A run of records:
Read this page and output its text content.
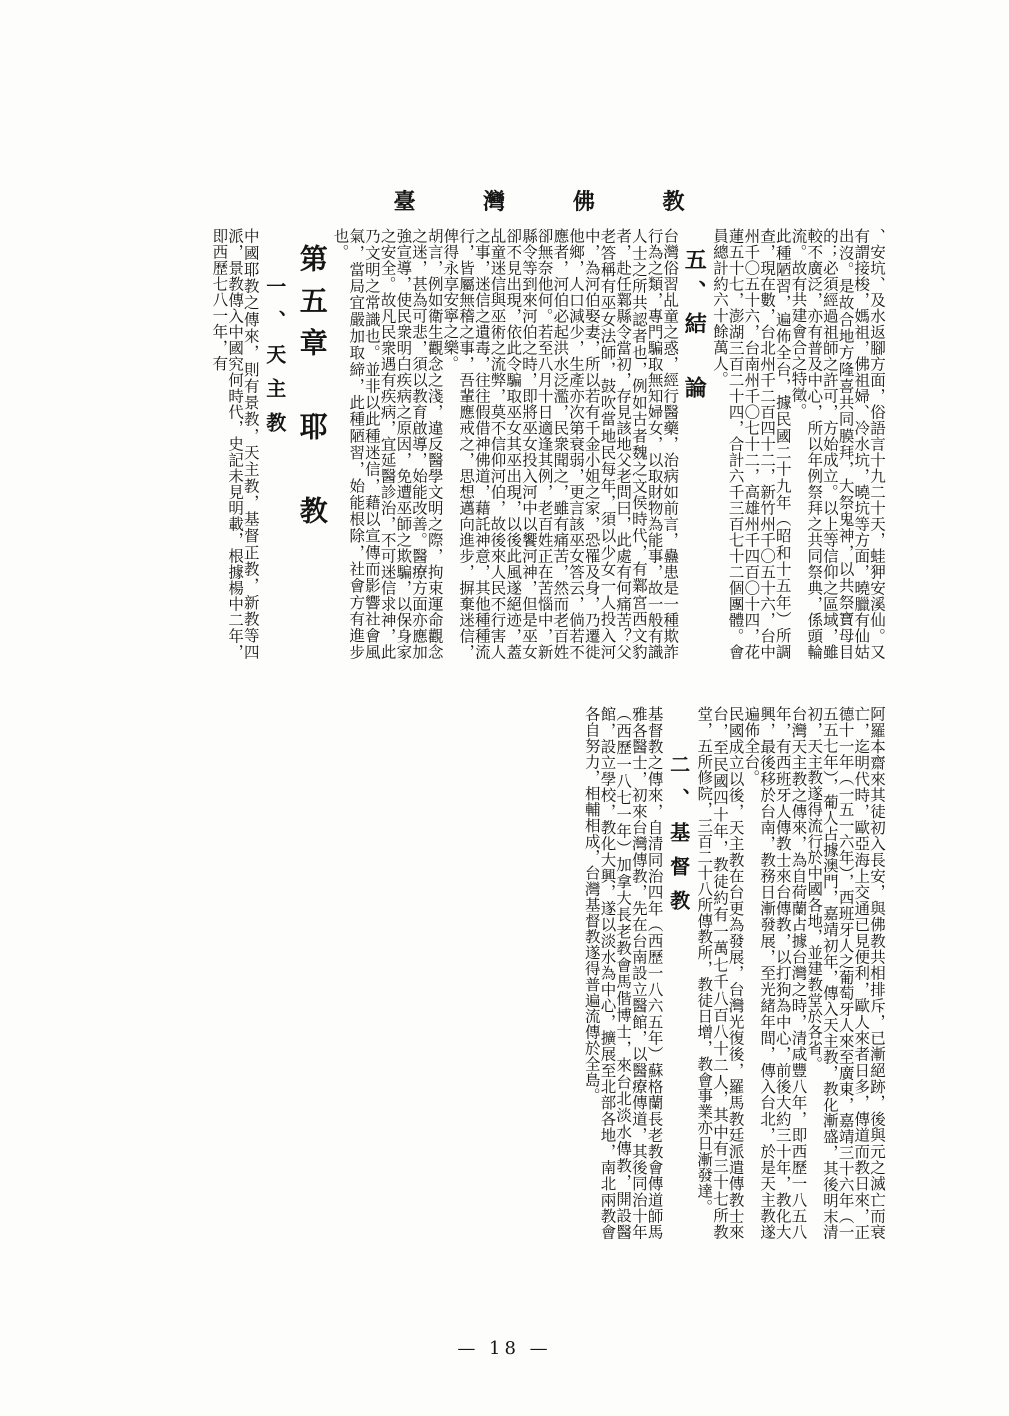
臺 灣 佛 教

、安坑、及水返腳方面，俗語言十九二十天，蛙狎安溪仙。又有謂接梭，媽祖，佛祖婦、冷水坑，曉坑等方面，曉臘有仙姑出沒。是故合地方隆喜共同膜拜，大祭鬼神，以共祭寶母目的；必須經過祖師之許可，方始成立。以上等信仰之區域，雖較不廣泛，亦有普及中心，所以年例祭拜之共同祭典，係頭輪流。故有共建會合之特徵。

此種陋習，遍佈全台，據民國二十九年（昭和十五年）所調查，現在數，台北州千二百四十二，新竹州千〇五十六，台中州千〇五十六，台南州千〇七十二，高雄州千四百〇十四，花蓮五十七，澎湖三百二十四，合計六千三百七十二個團體。會員總計約六十餘萬人。

五、結　論

台灣俗習乩童之惑，經行醫藥，治病如前言，蠱患是一種欺詐行為之類，專門騙取無知婦女，以取財物為能事，故一般有識人士之所共認者也，例如古者魏之文侯時代，有鄴宮西文豹者，赴任鄴縣令當初，存見該地父老問曰，此處有何痛苦？父老答稱有巫女法師，鼓吹當地民每年，須以少女一人投入河中，為河伯娶妻，所以若有千金小姐之家，恐罹及身，乃遷徙他鄉，人口減少，生產亦次第衰弱，更言該巫女答云，倘若不應者，河伯必起洪水泛濫，民衆聞之，雖有痛苦，然而老百姓卻無奈他何。若至八月十日適逢其例，老百姓正在苦惱中，新縣令等到來河伯之時，即將巫女投入河中以饗河神，但是巫女卻不見出現，依此令騙取巫女其巫出現，以後此風遂絕迹，蓋乩童迷信與巫術之流弊，莫不信仰河伯，故後來人民不行害人之事，迷信之遺毒，往往假借神佛道，藉託神意，其他種種流行，皆屬無稽之事，吾輩應戒之，思想邁向進步，摒棄迷信，俾得永享安寧之樂。

胡言，例如衛生觀念之淺，違反醫學文明之際，拘束運命觀念之迷，甚為可悲，須以教育啟導，始能改善。醫療方面亦應加強宣導，使民衆明白疾病之原因，免遭巫師之欺騙，以保身家之安全。故凡民衆遇有疾病，宜延醫診治，不可迷信求神，此乃文明之常識也。並非以此種迷信，藉以宣傳而影響社會風氣，當局宜嚴加取締，此種陋習，始能根除，社會方有進步也。

第五章　耶　教
一、天主教

中國耶教之傳來，則有景教，天主教，基督正教，新教等四派，景教傳入中國究何時代，史記未見明載，根據楊中二年，即西歷七八一年，有

阿羅本齋來其徒初入長安，與佛教共相排斥，已漸絕跡，後與元之滅亡而衰亡，迄明代時，歐亞海上交通已見便利，歐人來者日多，傳道而教日來，正德十一年（一五一六年），西班牙人之葡萄牙人來至廣東，嘉靖三十六年（一五五七年），葡人占據澳門，嘉靖初年，傳入天主教，教化漸盛，其後明末清初，天主教遂得流行於中國各地，並建教堂於各省。

台灣天主教之傳來，為自荷蘭占據台灣之時，清咸豐八年，即西歷一八五八年，有西班牙人傳教士來台傳教，以打狗為中心，前後大約三十年，教化大興，最後移於台南，教務日漸發展，至光緒年間，傳入台北，於是天主教遂遍佈全台。

民國成立以後，天主教在台更為發展，台灣光復後，羅馬教廷派遣傳教士來台，至民國四十年，教徒約有一萬七千八百八十二人，其中有三十七所教堂，五所修院，三百二十八所傳教所，教徒日增，教會事業亦日漸發達。

二、基督教

基督教之傳來，自清同治四年（西歷一八六五年）蘇格蘭長老教會傳道師馬雅各醫士，初來台灣傳教，先在台南設立醫館，以醫療傳道，其後同治十年（西歷一八七一年）加拿大長老教會馬偕博士，來台北淡水傳教，開設醫館，設立學校，教化大興，遂以淡水為中心，擴展至北部各地，南北兩教會各自努力，相輔相成，台灣基督教遂得普遍流傳於全島。

— 18 —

## What is needed
Return the listing above unchanged, apart from dropping its pictures.

## Reply
Read this page and output its text content.
臺 灣 佛 教

、安坑、及水返腳方面，俗語言十九二十天，蛙狎安溪仙。又有謂接梭，媽祖，佛祖婦、冷水坑，曉坑等方面，曉臘有仙姑出沒。是故合地方隆喜共同膜拜，大祭鬼神，以共祭寶母目的；必須經過祖師之許可，方始成立。以上等信仰之區域，雖較不廣泛，亦有普及中心，所以年例祭拜之共同祭典，係頭輪流。故有共建會合之特徵。

此種陋習，遍佈全台，據民國二十九年（昭和十五年）所調查，現在數，台北州千二百四十二，新竹州千〇五十六，台中州千〇五十六，台南州千〇七十二，高雄州千四百〇十四，花蓮五十七，澎湖三百二十四，合計六千三百七十二個團體。會員總計約六十餘萬人。

五、結　論

台灣俗習乩童之惑，經行醫藥，治病如前言，蠱患是一種欺詐行為之類，專門騙取無知婦女，以取財物為能事，故一般有識人士之所共認者也，例如古者魏之文侯時代，有鄴宮西文豹者，赴任鄴縣令當初，存見該地父老問曰，此處有何痛苦？父老答稱有巫女法師，鼓吹當地民每年，須以少女一人投入河中，為河伯娶妻，所以若有千金小姐之家，恐罹及身，乃遷徙他鄉，人口減少，生產亦次第衰弱，更言該巫女答云，倘若不應者，河伯必起洪水泛濫，民衆聞之，雖有痛苦，然而老百姓卻無奈他何。若至八月十日適逢其例，老百姓正在苦惱中，新縣令等到來河伯之時，即將巫女投入河中以饗河神，但是巫女卻不見出現，依此令騙取巫女其巫出現，以後此風遂絕迹，蓋乩童迷信與巫術之流弊，莫不信仰河伯，故後來人民不行害人之事，迷信之遺毒，往往假借神佛道，藉託神意，其他種種流行，皆屬無稽之事，吾輩應戒之，思想邁向進步，摒棄迷信，俾得永享安寧之樂。

胡言，例如衛生觀念之淺，違反醫學文明之際，拘束運命觀念之迷，甚為可悲，須以教育啟導，始能改善。醫療方面亦應加強宣導，使民衆明白疾病之原因，免遭巫師之欺騙，以保身家之安全。故凡民衆遇有疾病，宜延醫診治，不可迷信求神，此乃文明之常識也。並非以此種迷信，藉以宣傳而影響社會風氣，當局宜嚴加取締，此種陋習，始能根除，社會方有進步也。

第五章　耶　教
一、天主教

中國耶教之傳來，則有景教，天主教，基督正教，新教等四派，景教傳入中國究何時代，史記未見明載，根據楊中二年，即西歷七八一年，有

阿羅本齋來其徒初入長安，與佛教共相排斥，已漸絕跡，後與元之滅亡而衰亡，迄明代時，歐亞海上交通已見便利，歐人來者日多，傳道而教日來，正德十一年（一五一六年），西班牙人之葡萄牙人來至廣東，嘉靖三十六年（一五五七年），葡人占據澳門，嘉靖初年，傳入天主教，教化漸盛，其後明末清初，天主教遂得流行於中國各地，並建教堂於各省。

台灣天主教之傳來，為自荷蘭占據台灣之時，清咸豐八年，即西歷一八五八年，有西班牙人傳教士來台傳教，以打狗為中心，前後大約三十年，教化大興，最後移於台南，教務日漸發展，至光緒年間，傳入台北，於是天主教遂遍佈全台。

民國成立以後，天主教在台更為發展，台灣光復後，羅馬教廷派遣傳教士來台，至民國四十年，教徒約有一萬七千八百八十二人，其中有三十七所教堂，五所修院，三百二十八所傳教所，教徒日增，教會事業亦日漸發達。

二、基督教

基督教之傳來，自清同治四年（西歷一八六五年）蘇格蘭長老教會傳道師馬雅各醫士，初來台灣傳教，先在台南設立醫館，以醫療傳道，其後同治十年（西歷一八七一年）加拿大長老教會馬偕博士，來台北淡水傳教，開設醫館，設立學校，教化大興，遂以淡水為中心，擴展至北部各地，南北兩教會各自努力，相輔相成，台灣基督教遂得普遍流傳於全島。

— 18 —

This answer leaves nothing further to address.